- **Aim**: Pictures are not part of the copy; repeat everything else in the records exactly.

--- --- ---

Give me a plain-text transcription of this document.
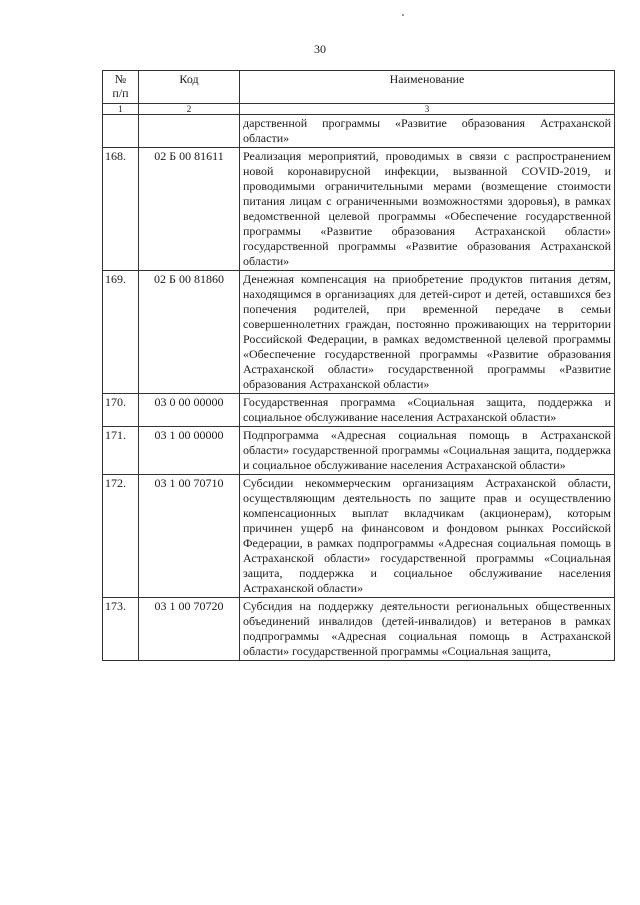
30
№
п/п	Код	Наименование
1	2	3
		дарственной программы «Развитие образования Астраханской области»
168.	02 Б 00 81611	Реализация мероприятий, проводимых в связи с распространением новой коронавирусной инфекции, вызванной COVID-2019, и проводимыми ограничительными мерами (возмещение стоимости питания лицам с ограниченными возможностями здоровья), в рамках ведомственной целевой программы «Обеспечение государственной программы «Развитие образования Астраханской области» государственной программы «Развитие образования Астраханской области»
169.	02 Б 00 81860	Денежная компенсация на приобретение продуктов питания детям, находящимся в организациях для детей-сирот и детей, оставшихся без попечения родителей, при временной передаче в семьи совершеннолетних граждан, постоянно проживающих на территории Российской Федерации, в рамках ведомственной целевой программы «Обеспечение государственной программы «Развитие образования Астраханской области» государственной программы «Развитие образования Астраханской области»
170.	03 0 00 00000	Государственная программа «Социальная защита, поддержка и социальное обслуживание населения Астраханской области»
171.	03 1 00 00000	Подпрограмма «Адресная социальная помощь в Астраханской области» государственной программы «Социальная защита, поддержка и социальное обслуживание населения Астраханской области»
172.	03 1 00 70710	Субсидии некоммерческим организациям Астраханской области, осуществляющим деятельность по защите прав и осуществлению компенсационных выплат вкладчикам (акционерам), которым причинен ущерб на финансовом и фондовом рынках Российской Федерации, в рамках подпрограммы «Адресная социальная помощь в Астраханской области» государственной программы «Социальная защита, поддержка и социальное обслуживание населения Астраханской области»
173.	03 1 00 70720	Субсидия на поддержку деятельности региональных общественных объединений инвалидов (детей-инвалидов) и ветеранов в рамках подпрограммы «Адресная социальная помощь в Астраханской области» государственной программы «Социальная защита,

--- --- ---

- **Solution to the problem**:
Give me a plain-text transcription of this document.
30
№
п/п	Код	Наименование
1	2	3
		дарственной программы «Развитие образования Астраханской области»
168.	02 Б 00 81611	Реализация мероприятий, проводимых в связи с распространением новой коронавирусной инфекции, вызванной COVID-2019, и проводимыми ограничительными мерами (возмещение стоимости питания лицам с ограниченными возможностями здоровья), в рамках ведомственной целевой программы «Обеспечение государственной программы «Развитие образования Астраханской области» государственной программы «Развитие образования Астраханской области»
169.	02 Б 00 81860	Денежная компенсация на приобретение продуктов питания детям, находящимся в организациях для детей-сирот и детей, оставшихся без попечения родителей, при временной передаче в семьи совершеннолетних граждан, постоянно проживающих на территории Российской Федерации, в рамках ведомственной целевой программы «Обеспечение государственной программы «Развитие образования Астраханской области» государственной программы «Развитие образования Астраханской области»
170.	03 0 00 00000	Государственная программа «Социальная защита, поддержка и социальное обслуживание населения Астраханской области»
171.	03 1 00 00000	Подпрограмма «Адресная социальная помощь в Астраханской области» государственной программы «Социальная защита, поддержка и социальное обслуживание населения Астраханской области»
172.	03 1 00 70710	Субсидии некоммерческим организациям Астраханской области, осуществляющим деятельность по защите прав и осуществлению компенсационных выплат вкладчикам (акционерам), которым причинен ущерб на финансовом и фондовом рынках Российской Федерации, в рамках подпрограммы «Адресная социальная помощь в Астраханской области» государственной программы «Социальная защита, поддержка и социальное обслуживание населения Астраханской области»
173.	03 1 00 70720	Субсидия на поддержку деятельности региональных общественных объединений инвалидов (детей-инвалидов) и ветеранов в рамках подпрограммы «Адресная социальная помощь в Астраханской области» государственной программы «Социальная защита,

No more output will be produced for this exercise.